> WORK REQUIRED: Return a copy of each line that holds the string "content".

——————

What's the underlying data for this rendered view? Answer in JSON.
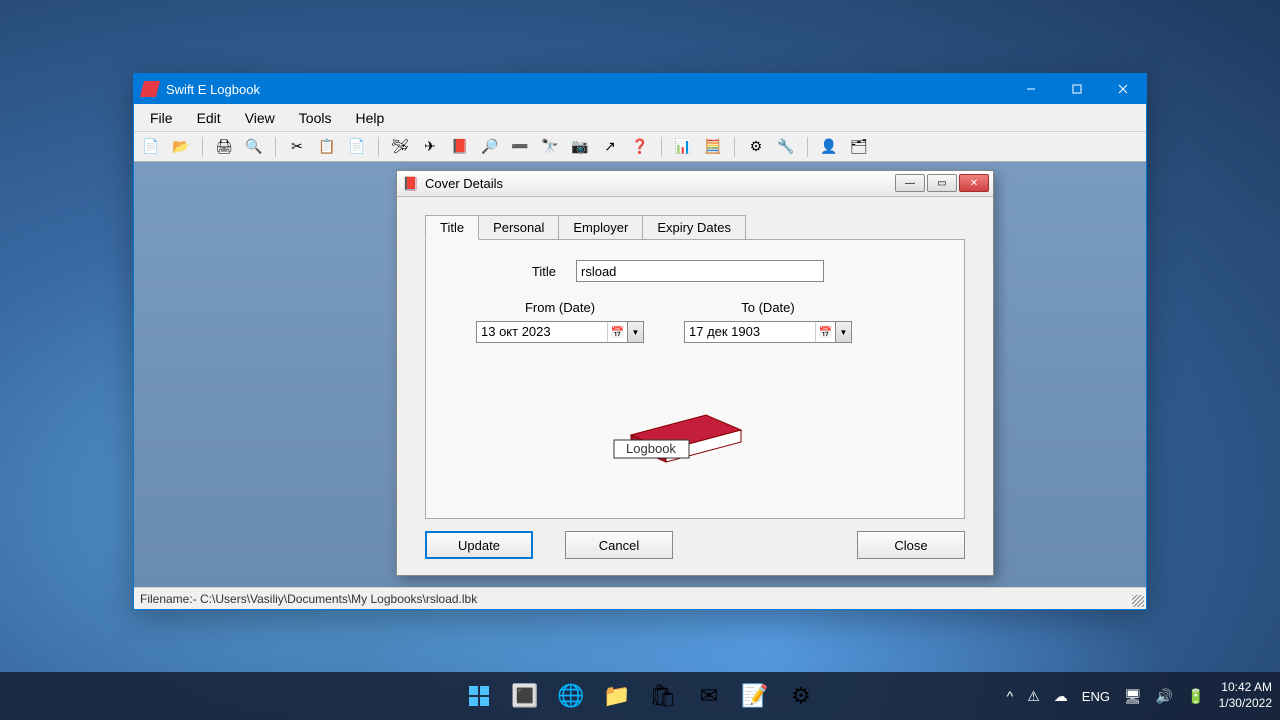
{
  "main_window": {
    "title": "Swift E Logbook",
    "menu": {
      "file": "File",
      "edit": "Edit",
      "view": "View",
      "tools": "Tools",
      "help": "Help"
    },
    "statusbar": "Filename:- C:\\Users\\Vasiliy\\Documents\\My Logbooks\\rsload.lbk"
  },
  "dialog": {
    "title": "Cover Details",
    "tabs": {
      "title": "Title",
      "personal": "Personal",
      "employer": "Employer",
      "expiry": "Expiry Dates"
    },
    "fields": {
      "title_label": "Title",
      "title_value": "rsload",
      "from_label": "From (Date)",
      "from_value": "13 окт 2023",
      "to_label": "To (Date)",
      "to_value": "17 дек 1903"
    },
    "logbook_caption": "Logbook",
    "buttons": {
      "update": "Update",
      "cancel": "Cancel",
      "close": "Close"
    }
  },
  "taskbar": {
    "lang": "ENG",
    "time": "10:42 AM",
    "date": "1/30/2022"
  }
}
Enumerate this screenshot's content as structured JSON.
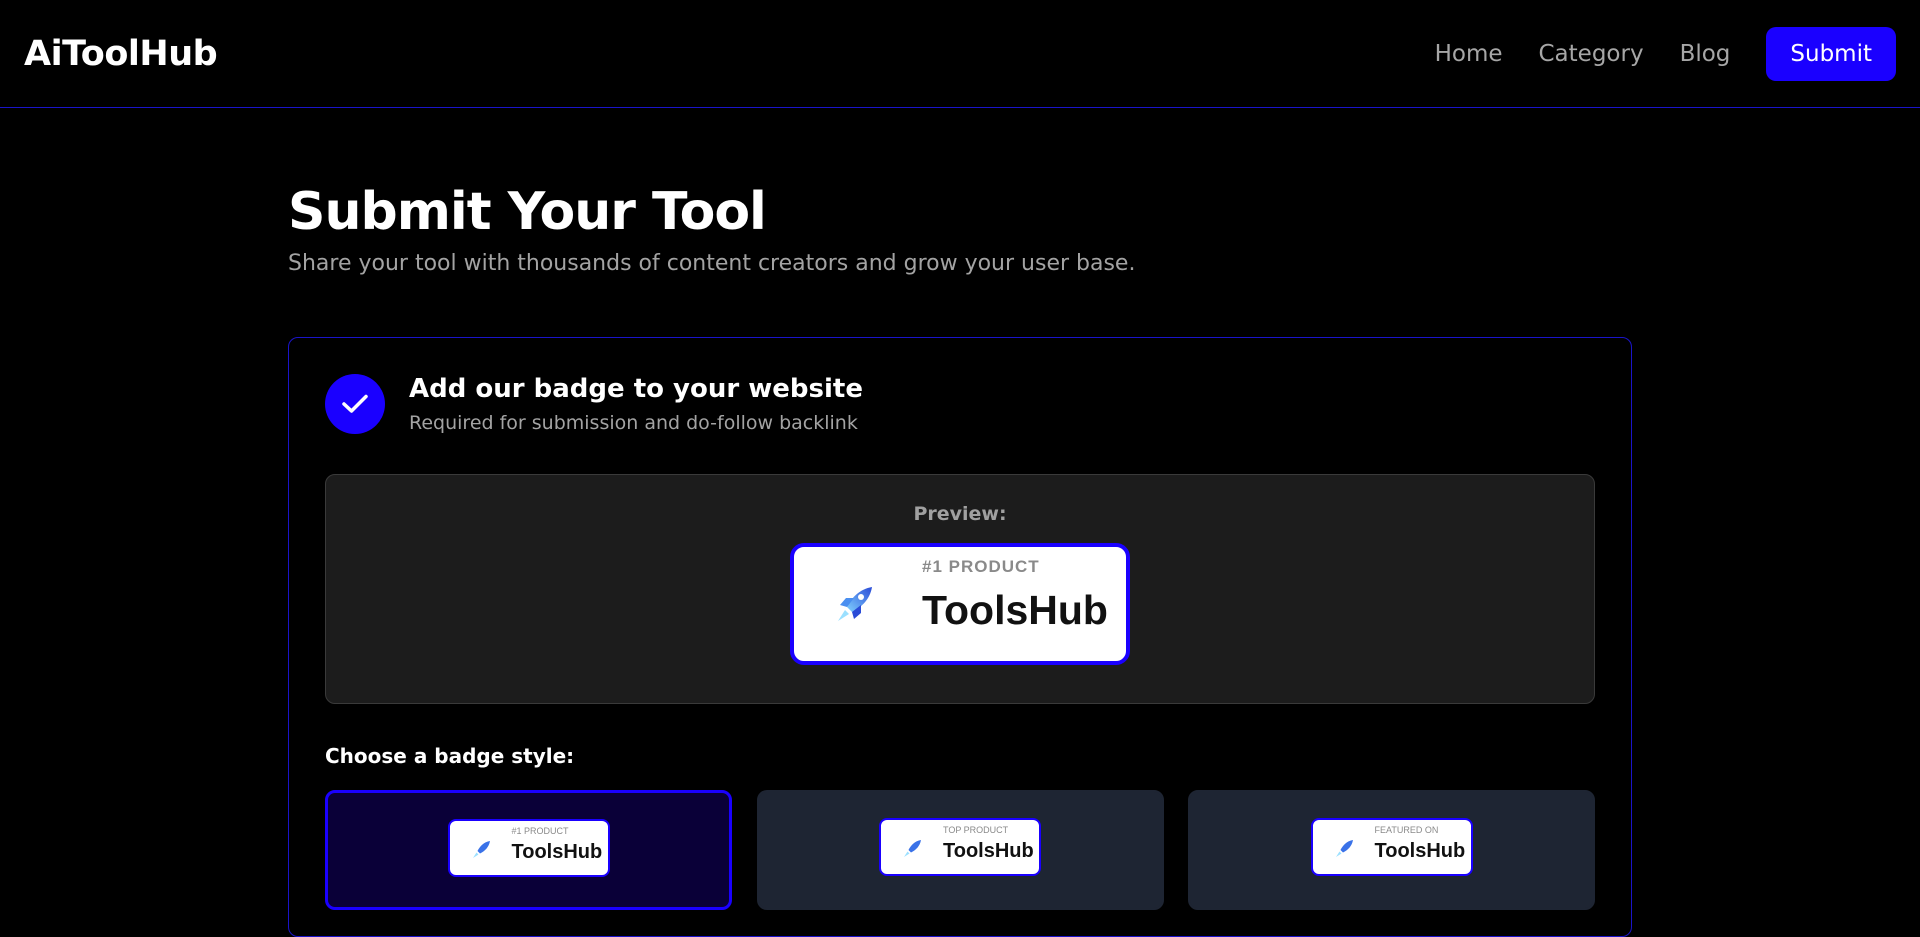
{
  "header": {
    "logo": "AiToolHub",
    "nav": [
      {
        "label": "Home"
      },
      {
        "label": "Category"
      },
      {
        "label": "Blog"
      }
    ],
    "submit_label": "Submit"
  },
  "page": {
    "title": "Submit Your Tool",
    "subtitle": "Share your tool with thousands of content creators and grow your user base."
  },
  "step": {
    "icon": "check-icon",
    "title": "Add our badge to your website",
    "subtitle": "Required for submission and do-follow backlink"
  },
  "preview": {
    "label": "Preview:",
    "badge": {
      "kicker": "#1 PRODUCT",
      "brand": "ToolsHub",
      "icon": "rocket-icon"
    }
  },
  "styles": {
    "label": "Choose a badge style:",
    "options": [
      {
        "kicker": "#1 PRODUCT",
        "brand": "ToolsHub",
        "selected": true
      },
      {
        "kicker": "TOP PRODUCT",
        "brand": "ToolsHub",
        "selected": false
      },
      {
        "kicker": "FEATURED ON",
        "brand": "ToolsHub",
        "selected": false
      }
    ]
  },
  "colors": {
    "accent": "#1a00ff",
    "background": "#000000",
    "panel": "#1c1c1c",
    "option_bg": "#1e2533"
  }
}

——————

> WRITTEN ANSWER:
Enumerate this screenshot's content as structured JSON.
    "subtitle": "Share your tool with thousands of content creators and grow your user base."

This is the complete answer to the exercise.